| Exercise requirements |
Every line in the listing is to be echoed verbatim.

| Recorded information |
--- Begin ---
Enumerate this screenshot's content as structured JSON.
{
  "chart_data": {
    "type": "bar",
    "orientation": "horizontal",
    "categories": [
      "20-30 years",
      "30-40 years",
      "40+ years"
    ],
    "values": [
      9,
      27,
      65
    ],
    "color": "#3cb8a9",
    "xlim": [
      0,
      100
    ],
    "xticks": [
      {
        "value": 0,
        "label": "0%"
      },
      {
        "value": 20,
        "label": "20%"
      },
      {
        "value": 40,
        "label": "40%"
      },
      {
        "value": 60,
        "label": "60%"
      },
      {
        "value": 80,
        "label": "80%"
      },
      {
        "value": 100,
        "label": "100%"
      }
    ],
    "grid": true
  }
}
--- End ---
| Solution for this task |
Enumerate this screenshot's content as structured JSON.
{
  "chart_data": {
    "type": "bar",
    "orientation": "horizontal",
    "categories": [
      "20-30 years",
      "30-40 years",
      "40+ years"
    ],
    "values": [
      9,
      27,
      65
    ],
    "color": "#3cb8a9",
    "xlim": [
      0,
      100
    ],
    "xticks": [
      {
        "value": 0,
        "label": "0%"
      },
      {
        "value": 20,
        "label": "20%"
      },
      {
        "value": 40,
        "label": "40%"
      },
      {
        "value": 60,
        "label": "60%"
      },
      {
        "value": 80,
        "label": "80%"
      },
      {
        "value": 100,
        "label": "100%"
      }
    ],
    "grid": true
  }
}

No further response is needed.